─── Trecho do documento ───

Face a eficácia no controle da tramitação de títulos na serventia e à facilidade de pesquisa nos indicadores real e pessoal por sistema de processamento de dados, aliadas a profissionalização do registrador e seus prepostos como operadores do Direito, penso que 10 dias se afigura como um prazo razoável para o exame do título e formulação de exigências, tanto para as pequenas quanto para as serventias de maior porte.

 b) DO PRAZO PARA CUMPRIMENTO DAS EXIGÊNCIAS E REAPRESENTAÇÃO DO TÍTULO

A legislação anterior permitia que o oficial concedesse ao apresentante prazo razoável para que o mesmo colocasse o documento em conformidade com a lei. A Lei de Registros Públicos em vigor é omissa no tocante a essa circunstância, o que representa uma sensível lacuna que pode dar origem a muitos conflitos.

Tenho que o interessado poderá se utilizar dos dias restantes para cumprir as exigências formuladas, reapresentando seu título com as exigências cumpridas até o trigésimo dia.

A nota de devolução deveria trazer advertência do prazo restante para cumprimento das exigências, com a observação de que decorrido esse prazo sem que seja o título reapresentado e cumpridas as exigências, cessarão automaticamente os efeitos da prenotação nos termos do art. 205.

Essa advertência seria salutar, visto que, na maioria das vezes, o interessado desconhece os rigorosos prazos previstos em lei. Além disso, a nota de devolução seria documento hábil para solicitar apressamento na expedição de documentos perante outras repartições.

Grande parte das exigências são feitas com vistas ao aperfeiçoamento dos títulos através de re-ratificações, aditamentos ou complementações de dados por meio de certidões.

─── Dados registrados ───

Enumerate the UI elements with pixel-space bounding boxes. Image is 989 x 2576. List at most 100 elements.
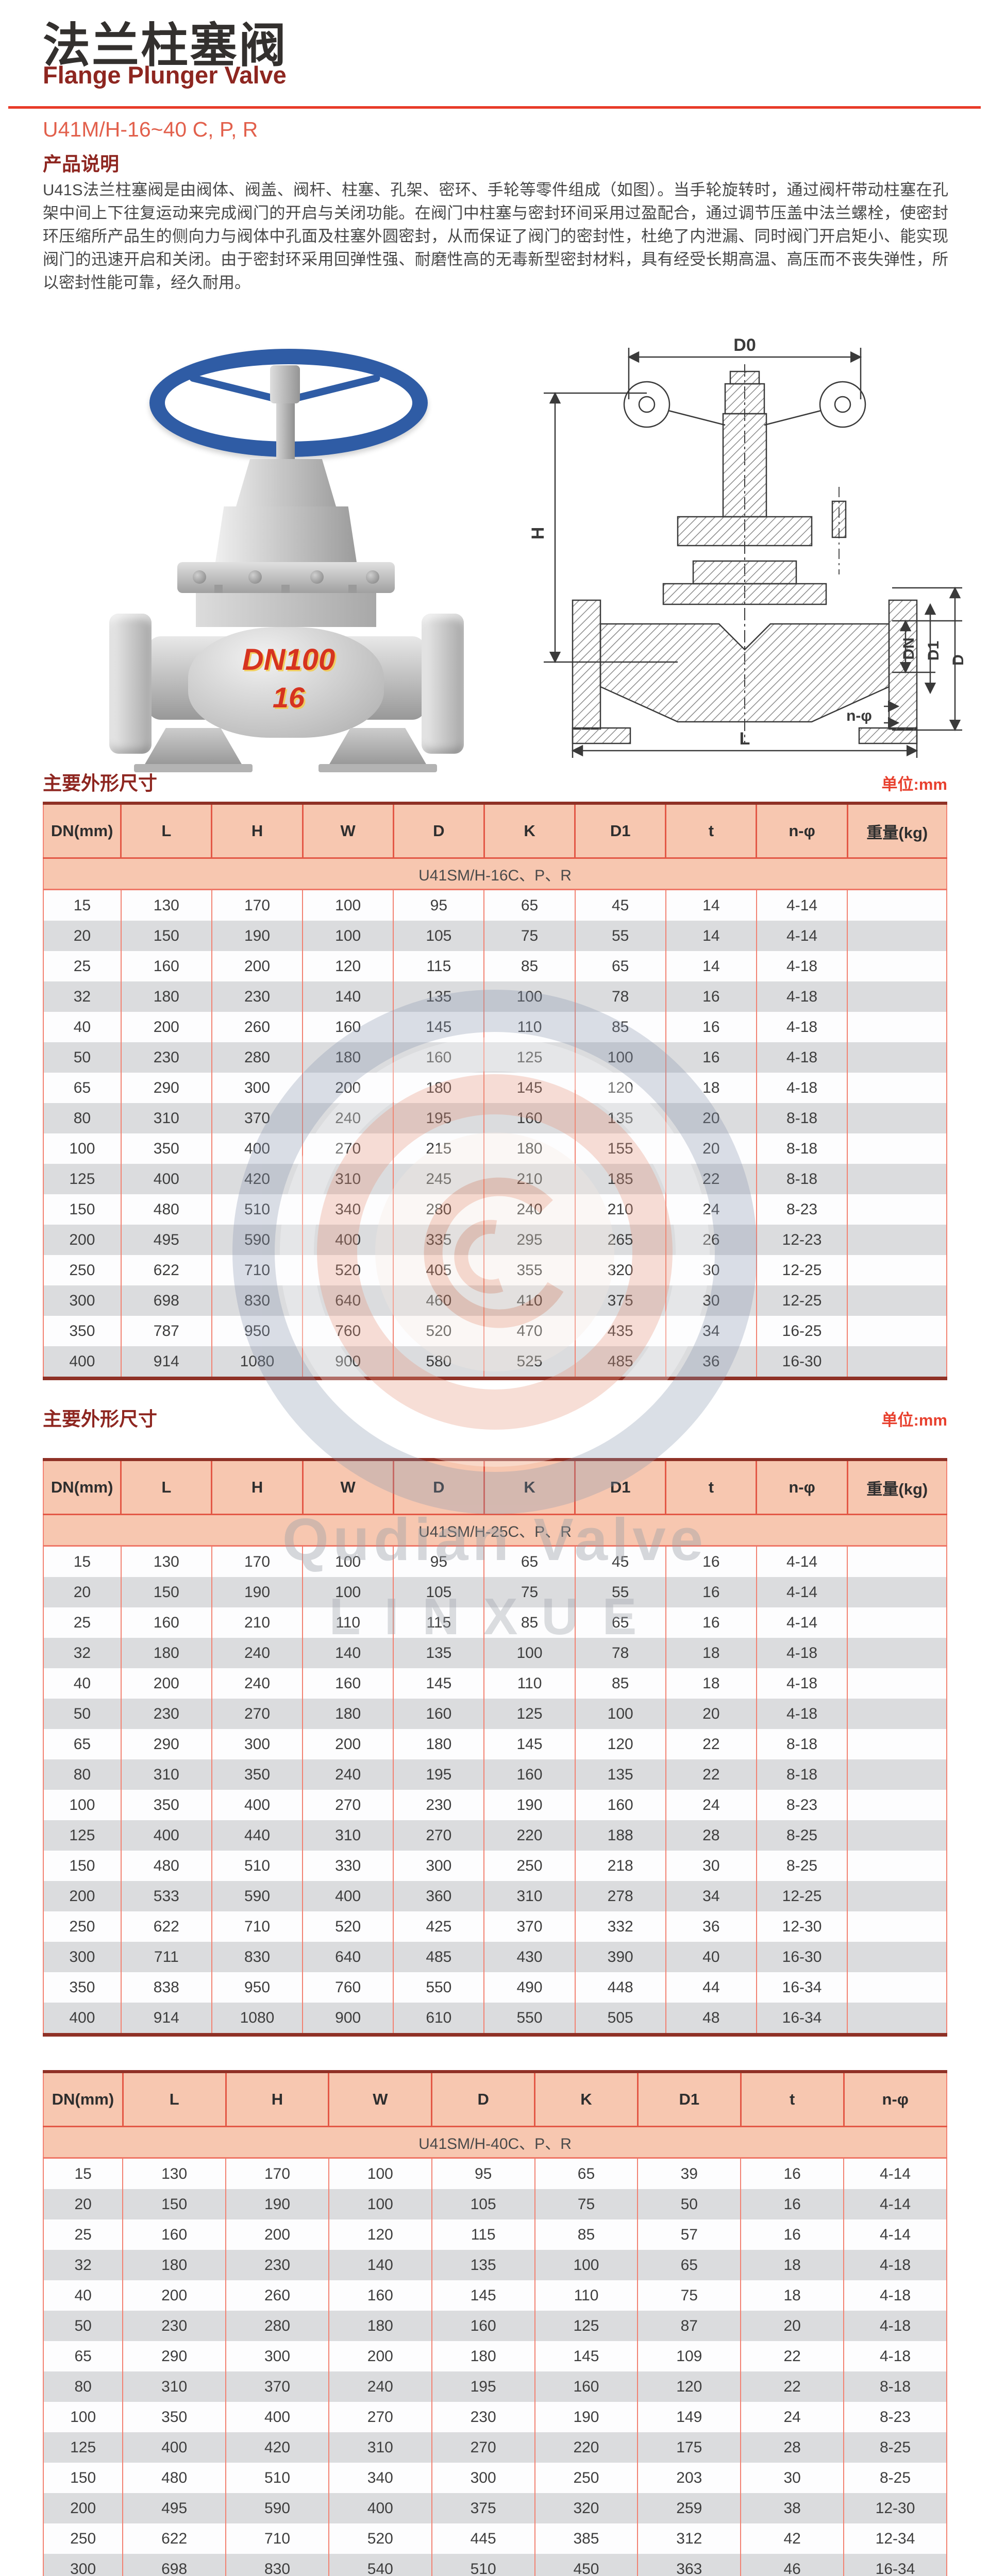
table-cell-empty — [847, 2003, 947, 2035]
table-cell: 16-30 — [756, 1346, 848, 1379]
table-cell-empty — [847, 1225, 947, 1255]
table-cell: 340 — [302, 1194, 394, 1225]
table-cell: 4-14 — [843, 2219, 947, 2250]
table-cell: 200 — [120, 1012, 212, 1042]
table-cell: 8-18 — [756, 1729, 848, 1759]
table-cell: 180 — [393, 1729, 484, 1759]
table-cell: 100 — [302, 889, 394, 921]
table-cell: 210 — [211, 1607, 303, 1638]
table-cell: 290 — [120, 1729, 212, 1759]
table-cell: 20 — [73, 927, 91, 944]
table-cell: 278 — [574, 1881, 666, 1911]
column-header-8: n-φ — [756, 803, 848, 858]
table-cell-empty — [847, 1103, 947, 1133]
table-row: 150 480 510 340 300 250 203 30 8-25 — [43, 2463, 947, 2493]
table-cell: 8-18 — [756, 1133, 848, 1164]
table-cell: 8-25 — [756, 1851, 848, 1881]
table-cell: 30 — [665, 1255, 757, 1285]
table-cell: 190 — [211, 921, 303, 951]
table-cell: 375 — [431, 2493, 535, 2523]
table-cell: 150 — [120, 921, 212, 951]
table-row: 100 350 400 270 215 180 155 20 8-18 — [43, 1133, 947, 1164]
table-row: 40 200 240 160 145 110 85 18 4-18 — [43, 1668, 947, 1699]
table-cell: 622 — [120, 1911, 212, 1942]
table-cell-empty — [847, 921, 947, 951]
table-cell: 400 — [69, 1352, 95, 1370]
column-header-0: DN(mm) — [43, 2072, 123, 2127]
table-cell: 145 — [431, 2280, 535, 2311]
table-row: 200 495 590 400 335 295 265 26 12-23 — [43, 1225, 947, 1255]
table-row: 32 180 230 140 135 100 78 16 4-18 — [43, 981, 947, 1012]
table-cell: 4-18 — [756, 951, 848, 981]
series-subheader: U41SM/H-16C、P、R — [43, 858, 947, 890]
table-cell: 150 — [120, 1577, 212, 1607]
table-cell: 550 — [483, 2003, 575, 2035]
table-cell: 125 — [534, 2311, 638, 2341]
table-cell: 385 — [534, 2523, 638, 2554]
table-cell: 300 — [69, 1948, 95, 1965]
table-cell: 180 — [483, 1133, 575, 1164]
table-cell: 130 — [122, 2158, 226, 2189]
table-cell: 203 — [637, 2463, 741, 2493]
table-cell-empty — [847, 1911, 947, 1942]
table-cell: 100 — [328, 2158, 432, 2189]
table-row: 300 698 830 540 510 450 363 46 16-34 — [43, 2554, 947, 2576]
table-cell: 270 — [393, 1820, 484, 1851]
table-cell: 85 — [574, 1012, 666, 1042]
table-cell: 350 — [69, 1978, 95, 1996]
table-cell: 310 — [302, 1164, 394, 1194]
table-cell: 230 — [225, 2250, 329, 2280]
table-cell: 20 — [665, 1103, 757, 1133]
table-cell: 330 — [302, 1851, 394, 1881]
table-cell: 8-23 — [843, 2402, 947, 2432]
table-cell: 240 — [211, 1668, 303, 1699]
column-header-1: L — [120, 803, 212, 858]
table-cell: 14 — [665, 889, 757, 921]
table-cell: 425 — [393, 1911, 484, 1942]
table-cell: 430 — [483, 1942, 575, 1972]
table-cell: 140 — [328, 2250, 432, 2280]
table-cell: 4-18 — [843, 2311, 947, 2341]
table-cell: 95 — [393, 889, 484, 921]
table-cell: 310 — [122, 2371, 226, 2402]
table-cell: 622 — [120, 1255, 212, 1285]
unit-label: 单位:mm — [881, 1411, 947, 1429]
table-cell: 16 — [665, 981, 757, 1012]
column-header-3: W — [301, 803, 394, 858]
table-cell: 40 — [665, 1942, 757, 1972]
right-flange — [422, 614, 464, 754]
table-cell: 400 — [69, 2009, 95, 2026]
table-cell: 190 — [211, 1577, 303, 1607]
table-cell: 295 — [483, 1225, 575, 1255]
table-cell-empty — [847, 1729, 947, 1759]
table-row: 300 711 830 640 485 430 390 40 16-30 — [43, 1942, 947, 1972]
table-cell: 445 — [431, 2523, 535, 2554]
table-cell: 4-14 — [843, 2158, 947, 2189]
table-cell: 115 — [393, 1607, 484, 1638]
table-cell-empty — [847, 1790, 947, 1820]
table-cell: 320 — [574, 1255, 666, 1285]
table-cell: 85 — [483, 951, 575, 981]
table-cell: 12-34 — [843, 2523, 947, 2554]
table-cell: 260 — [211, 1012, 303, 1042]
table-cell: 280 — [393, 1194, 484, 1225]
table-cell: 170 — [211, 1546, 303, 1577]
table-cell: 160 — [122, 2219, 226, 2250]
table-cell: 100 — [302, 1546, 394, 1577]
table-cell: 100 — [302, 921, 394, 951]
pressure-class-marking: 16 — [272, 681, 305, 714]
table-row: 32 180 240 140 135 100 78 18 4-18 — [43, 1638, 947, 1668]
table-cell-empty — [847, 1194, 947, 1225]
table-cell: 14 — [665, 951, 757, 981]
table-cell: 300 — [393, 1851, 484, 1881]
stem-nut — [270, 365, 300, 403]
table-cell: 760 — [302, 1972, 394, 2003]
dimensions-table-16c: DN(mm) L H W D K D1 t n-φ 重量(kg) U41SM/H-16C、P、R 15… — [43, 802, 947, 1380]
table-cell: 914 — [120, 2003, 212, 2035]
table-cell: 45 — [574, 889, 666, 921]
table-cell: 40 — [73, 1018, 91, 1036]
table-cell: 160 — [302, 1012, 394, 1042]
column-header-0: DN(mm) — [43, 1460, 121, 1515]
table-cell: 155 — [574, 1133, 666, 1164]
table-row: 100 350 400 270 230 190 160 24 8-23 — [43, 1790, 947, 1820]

───

▸ **Requisitos das tarefas**
• 1. Que prazo o trecho considera razoável para o exame do título e a formulação de exigências?
• 2. Por favor, liste os meios pelos quais, conforme o trecho, grande parte das exigências visa ao aperfeiçoamento dos títulos.
O material provém de outra fonte.

▸ **As respostas**
• 1. Dez dias.

• 2.
- Re-ratificações
- Aditamentos
- Complementações de dados por meio de certidões